STATED EXERCISE:
From the records below, copy every line that contains the word "color".

DATASET EXTRACT:
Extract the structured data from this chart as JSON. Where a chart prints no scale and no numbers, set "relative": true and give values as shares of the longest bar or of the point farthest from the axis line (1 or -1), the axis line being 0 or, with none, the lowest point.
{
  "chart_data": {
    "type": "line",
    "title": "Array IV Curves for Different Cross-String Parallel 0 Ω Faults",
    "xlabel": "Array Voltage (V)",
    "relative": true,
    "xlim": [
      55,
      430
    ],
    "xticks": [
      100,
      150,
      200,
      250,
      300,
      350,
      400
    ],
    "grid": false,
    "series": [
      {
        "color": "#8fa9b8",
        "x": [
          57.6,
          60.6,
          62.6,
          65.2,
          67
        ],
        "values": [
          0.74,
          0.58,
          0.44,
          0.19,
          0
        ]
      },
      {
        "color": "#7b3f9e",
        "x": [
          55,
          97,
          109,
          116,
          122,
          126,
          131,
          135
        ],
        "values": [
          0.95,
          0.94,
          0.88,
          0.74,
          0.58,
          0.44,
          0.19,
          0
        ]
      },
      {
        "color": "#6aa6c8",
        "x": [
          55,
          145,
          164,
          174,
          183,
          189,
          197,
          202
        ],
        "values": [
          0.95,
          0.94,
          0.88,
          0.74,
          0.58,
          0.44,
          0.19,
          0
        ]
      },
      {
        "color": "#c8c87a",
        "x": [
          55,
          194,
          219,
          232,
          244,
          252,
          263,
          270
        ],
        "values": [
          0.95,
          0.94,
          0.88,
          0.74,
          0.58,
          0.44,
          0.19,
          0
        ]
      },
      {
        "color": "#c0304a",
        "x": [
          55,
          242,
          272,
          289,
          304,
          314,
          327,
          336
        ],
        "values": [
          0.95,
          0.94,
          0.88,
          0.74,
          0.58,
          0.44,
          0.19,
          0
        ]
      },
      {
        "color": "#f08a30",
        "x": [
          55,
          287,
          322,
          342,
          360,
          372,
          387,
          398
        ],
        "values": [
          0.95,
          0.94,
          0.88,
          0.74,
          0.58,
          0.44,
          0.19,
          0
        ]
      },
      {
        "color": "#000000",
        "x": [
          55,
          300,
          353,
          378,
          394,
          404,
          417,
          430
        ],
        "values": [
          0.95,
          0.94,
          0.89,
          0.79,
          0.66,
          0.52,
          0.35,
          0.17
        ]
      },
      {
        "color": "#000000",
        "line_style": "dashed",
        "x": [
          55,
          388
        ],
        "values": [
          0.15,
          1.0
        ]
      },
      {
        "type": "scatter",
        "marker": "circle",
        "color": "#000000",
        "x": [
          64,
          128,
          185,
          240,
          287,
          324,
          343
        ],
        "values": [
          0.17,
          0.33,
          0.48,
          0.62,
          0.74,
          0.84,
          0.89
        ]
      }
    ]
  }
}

TASK ANSWER:
        "color": "#8fa9b8",
        "color": "#7b3f9e",
        "color": "#6aa6c8",
        "color": "#c8c87a",
        "color": "#c0304a",
        "color": "#f08a30",
        "color": "#000000",
        "color": "#000000",
        "color": "#000000",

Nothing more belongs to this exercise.